## TASK DIRECTIONS
Output the records. Match them exactly.

Stored entries
______________________________

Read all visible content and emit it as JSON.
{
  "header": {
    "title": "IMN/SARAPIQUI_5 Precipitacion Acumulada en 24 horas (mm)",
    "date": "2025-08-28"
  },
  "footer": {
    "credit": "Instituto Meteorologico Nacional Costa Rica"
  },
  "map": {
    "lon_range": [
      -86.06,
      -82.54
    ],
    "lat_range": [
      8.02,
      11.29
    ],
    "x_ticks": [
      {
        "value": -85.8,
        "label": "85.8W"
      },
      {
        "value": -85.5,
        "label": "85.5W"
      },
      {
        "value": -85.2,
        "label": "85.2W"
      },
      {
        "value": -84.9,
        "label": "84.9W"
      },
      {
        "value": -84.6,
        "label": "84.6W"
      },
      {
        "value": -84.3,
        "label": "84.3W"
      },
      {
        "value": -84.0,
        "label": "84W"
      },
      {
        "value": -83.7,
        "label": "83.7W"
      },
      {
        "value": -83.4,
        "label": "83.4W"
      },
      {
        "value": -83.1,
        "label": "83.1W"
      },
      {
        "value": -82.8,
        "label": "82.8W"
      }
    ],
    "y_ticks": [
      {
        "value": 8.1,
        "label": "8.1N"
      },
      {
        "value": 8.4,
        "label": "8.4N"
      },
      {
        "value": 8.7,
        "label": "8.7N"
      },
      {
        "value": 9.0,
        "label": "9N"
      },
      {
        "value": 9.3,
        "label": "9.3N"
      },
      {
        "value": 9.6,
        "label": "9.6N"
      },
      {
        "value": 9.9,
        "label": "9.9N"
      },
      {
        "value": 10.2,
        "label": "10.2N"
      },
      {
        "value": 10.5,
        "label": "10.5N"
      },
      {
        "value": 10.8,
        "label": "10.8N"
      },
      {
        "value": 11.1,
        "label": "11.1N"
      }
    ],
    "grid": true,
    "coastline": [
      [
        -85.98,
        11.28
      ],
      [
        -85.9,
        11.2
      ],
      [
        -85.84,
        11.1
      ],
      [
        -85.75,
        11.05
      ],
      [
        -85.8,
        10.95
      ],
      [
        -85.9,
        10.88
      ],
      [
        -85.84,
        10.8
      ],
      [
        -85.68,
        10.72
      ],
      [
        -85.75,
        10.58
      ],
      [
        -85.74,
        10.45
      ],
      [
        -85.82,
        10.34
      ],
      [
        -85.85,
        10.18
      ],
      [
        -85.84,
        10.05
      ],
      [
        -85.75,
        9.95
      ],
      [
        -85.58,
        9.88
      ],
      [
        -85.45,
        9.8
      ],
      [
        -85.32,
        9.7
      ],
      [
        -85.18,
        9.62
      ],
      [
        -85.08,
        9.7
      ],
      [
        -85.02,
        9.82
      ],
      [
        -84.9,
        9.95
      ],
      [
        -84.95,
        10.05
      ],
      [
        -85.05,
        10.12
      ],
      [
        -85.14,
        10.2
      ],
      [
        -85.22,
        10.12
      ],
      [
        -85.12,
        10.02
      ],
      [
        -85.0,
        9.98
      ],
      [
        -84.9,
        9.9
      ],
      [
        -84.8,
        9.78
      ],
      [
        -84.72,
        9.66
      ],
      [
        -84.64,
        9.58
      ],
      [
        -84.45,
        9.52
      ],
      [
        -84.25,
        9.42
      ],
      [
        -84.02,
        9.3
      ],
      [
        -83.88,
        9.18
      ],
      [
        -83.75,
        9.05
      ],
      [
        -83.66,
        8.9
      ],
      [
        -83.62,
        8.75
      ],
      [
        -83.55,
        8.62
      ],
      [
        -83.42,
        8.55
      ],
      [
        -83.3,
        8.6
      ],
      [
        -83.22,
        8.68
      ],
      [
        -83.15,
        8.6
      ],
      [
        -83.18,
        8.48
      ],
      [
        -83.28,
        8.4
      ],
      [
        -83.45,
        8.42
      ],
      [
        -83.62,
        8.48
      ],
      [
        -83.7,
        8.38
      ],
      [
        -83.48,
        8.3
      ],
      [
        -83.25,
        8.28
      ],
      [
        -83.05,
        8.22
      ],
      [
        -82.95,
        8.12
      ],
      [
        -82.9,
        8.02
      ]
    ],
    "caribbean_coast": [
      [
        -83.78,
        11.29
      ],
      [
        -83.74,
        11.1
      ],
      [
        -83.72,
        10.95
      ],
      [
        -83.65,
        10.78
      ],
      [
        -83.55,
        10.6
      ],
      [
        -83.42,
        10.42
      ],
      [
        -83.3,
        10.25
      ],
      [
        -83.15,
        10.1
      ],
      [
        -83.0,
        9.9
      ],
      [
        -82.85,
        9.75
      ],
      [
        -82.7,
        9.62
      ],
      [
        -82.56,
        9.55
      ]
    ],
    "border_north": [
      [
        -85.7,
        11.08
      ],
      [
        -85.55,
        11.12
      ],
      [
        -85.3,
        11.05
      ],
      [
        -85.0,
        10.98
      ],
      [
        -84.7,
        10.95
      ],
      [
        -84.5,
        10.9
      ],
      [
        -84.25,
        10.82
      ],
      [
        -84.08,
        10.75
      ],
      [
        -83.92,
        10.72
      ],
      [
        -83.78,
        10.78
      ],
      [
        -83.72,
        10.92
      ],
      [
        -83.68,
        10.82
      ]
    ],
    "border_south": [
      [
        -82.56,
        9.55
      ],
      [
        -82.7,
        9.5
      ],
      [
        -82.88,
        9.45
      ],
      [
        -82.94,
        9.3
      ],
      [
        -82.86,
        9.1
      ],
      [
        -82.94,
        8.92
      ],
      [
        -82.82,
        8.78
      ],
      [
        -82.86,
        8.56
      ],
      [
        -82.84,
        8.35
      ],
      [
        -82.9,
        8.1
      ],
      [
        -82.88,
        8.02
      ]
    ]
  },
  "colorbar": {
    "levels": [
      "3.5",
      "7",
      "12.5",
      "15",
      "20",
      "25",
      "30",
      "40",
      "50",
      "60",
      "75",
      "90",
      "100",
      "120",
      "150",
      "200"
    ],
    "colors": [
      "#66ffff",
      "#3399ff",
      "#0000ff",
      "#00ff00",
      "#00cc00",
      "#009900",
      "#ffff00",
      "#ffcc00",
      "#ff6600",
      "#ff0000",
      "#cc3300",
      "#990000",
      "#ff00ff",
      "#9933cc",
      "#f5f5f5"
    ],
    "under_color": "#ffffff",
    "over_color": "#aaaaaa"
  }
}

______________________________

## SOLUTION FOR THIS EXERCISE
Read all visible content and emit it as JSON.
{
  "header": {
    "title": "IMN/SARAPIQUI_5 Precipitacion Acumulada en 24 horas (mm)",
    "date": "2025-08-28"
  },
  "footer": {
    "credit": "Instituto Meteorologico Nacional Costa Rica"
  },
  "map": {
    "lon_range": [
      -86.06,
      -82.54
    ],
    "lat_range": [
      8.02,
      11.29
    ],
    "x_ticks": [
      {
        "value": -85.8,
        "label": "85.8W"
      },
      {
        "value": -85.5,
        "label": "85.5W"
      },
      {
        "value": -85.2,
        "label": "85.2W"
      },
      {
        "value": -84.9,
        "label": "84.9W"
      },
      {
        "value": -84.6,
        "label": "84.6W"
      },
      {
        "value": -84.3,
        "label": "84.3W"
      },
      {
        "value": -84.0,
        "label": "84W"
      },
      {
        "value": -83.7,
        "label": "83.7W"
      },
      {
        "value": -83.4,
        "label": "83.4W"
      },
      {
        "value": -83.1,
        "label": "83.1W"
      },
      {
        "value": -82.8,
        "label": "82.8W"
      }
    ],
    "y_ticks": [
      {
        "value": 8.1,
        "label": "8.1N"
      },
      {
        "value": 8.4,
        "label": "8.4N"
      },
      {
        "value": 8.7,
        "label": "8.7N"
      },
      {
        "value": 9.0,
        "label": "9N"
      },
      {
        "value": 9.3,
        "label": "9.3N"
      },
      {
        "value": 9.6,
        "label": "9.6N"
      },
      {
        "value": 9.9,
        "label": "9.9N"
      },
      {
        "value": 10.2,
        "label": "10.2N"
      },
      {
        "value": 10.5,
        "label": "10.5N"
      },
      {
        "value": 10.8,
        "label": "10.8N"
      },
      {
        "value": 11.1,
        "label": "11.1N"
      }
    ],
    "grid": true,
    "coastline": [
      [
        -85.98,
        11.28
      ],
      [
        -85.9,
        11.2
      ],
      [
        -85.84,
        11.1
      ],
      [
        -85.75,
        11.05
      ],
      [
        -85.8,
        10.95
      ],
      [
        -85.9,
        10.88
      ],
      [
        -85.84,
        10.8
      ],
      [
        -85.68,
        10.72
      ],
      [
        -85.75,
        10.58
      ],
      [
        -85.74,
        10.45
      ],
      [
        -85.82,
        10.34
      ],
      [
        -85.85,
        10.18
      ],
      [
        -85.84,
        10.05
      ],
      [
        -85.75,
        9.95
      ],
      [
        -85.58,
        9.88
      ],
      [
        -85.45,
        9.8
      ],
      [
        -85.32,
        9.7
      ],
      [
        -85.18,
        9.62
      ],
      [
        -85.08,
        9.7
      ],
      [
        -85.02,
        9.82
      ],
      [
        -84.9,
        9.95
      ],
      [
        -84.95,
        10.05
      ],
      [
        -85.05,
        10.12
      ],
      [
        -85.14,
        10.2
      ],
      [
        -85.22,
        10.12
      ],
      [
        -85.12,
        10.02
      ],
      [
        -85.0,
        9.98
      ],
      [
        -84.9,
        9.9
      ],
      [
        -84.8,
        9.78
      ],
      [
        -84.72,
        9.66
      ],
      [
        -84.64,
        9.58
      ],
      [
        -84.45,
        9.52
      ],
      [
        -84.25,
        9.42
      ],
      [
        -84.02,
        9.3
      ],
      [
        -83.88,
        9.18
      ],
      [
        -83.75,
        9.05
      ],
      [
        -83.66,
        8.9
      ],
      [
        -83.62,
        8.75
      ],
      [
        -83.55,
        8.62
      ],
      [
        -83.42,
        8.55
      ],
      [
        -83.3,
        8.6
      ],
      [
        -83.22,
        8.68
      ],
      [
        -83.15,
        8.6
      ],
      [
        -83.18,
        8.48
      ],
      [
        -83.28,
        8.4
      ],
      [
        -83.45,
        8.42
      ],
      [
        -83.62,
        8.48
      ],
      [
        -83.7,
        8.38
      ],
      [
        -83.48,
        8.3
      ],
      [
        -83.25,
        8.28
      ],
      [
        -83.05,
        8.22
      ],
      [
        -82.95,
        8.12
      ],
      [
        -82.9,
        8.02
      ]
    ],
    "caribbean_coast": [
      [
        -83.78,
        11.29
      ],
      [
        -83.74,
        11.1
      ],
      [
        -83.72,
        10.95
      ],
      [
        -83.65,
        10.78
      ],
      [
        -83.55,
        10.6
      ],
      [
        -83.42,
        10.42
      ],
      [
        -83.3,
        10.25
      ],
      [
        -83.15,
        10.1
      ],
      [
        -83.0,
        9.9
      ],
      [
        -82.85,
        9.75
      ],
      [
        -82.7,
        9.62
      ],
      [
        -82.56,
        9.55
      ]
    ],
    "border_north": [
      [
        -85.7,
        11.08
      ],
      [
        -85.55,
        11.12
      ],
      [
        -85.3,
        11.05
      ],
      [
        -85.0,
        10.98
      ],
      [
        -84.7,
        10.95
      ],
      [
        -84.5,
        10.9
      ],
      [
        -84.25,
        10.82
      ],
      [
        -84.08,
        10.75
      ],
      [
        -83.92,
        10.72
      ],
      [
        -83.78,
        10.78
      ],
      [
        -83.72,
        10.92
      ],
      [
        -83.68,
        10.82
      ]
    ],
    "border_south": [
      [
        -82.56,
        9.55
      ],
      [
        -82.7,
        9.5
      ],
      [
        -82.88,
        9.45
      ],
      [
        -82.94,
        9.3
      ],
      [
        -82.86,
        9.1
      ],
      [
        -82.94,
        8.92
      ],
      [
        -82.82,
        8.78
      ],
      [
        -82.86,
        8.56
      ],
      [
        -82.84,
        8.35
      ],
      [
        -82.9,
        8.1
      ],
      [
        -82.88,
        8.02
      ]
    ]
  },
  "colorbar": {
    "levels": [
      "3.5",
      "7",
      "12.5",
      "15",
      "20",
      "25",
      "30",
      "40",
      "50",
      "60",
      "75",
      "90",
      "100",
      "120",
      "150",
      "200"
    ],
    "colors": [
      "#66ffff",
      "#3399ff",
      "#0000ff",
      "#00ff00",
      "#00cc00",
      "#009900",
      "#ffff00",
      "#ffcc00",
      "#ff6600",
      "#ff0000",
      "#cc3300",
      "#990000",
      "#ff00ff",
      "#9933cc",
      "#f5f5f5"
    ],
    "under_color": "#ffffff",
    "over_color": "#aaaaaa"
  }
}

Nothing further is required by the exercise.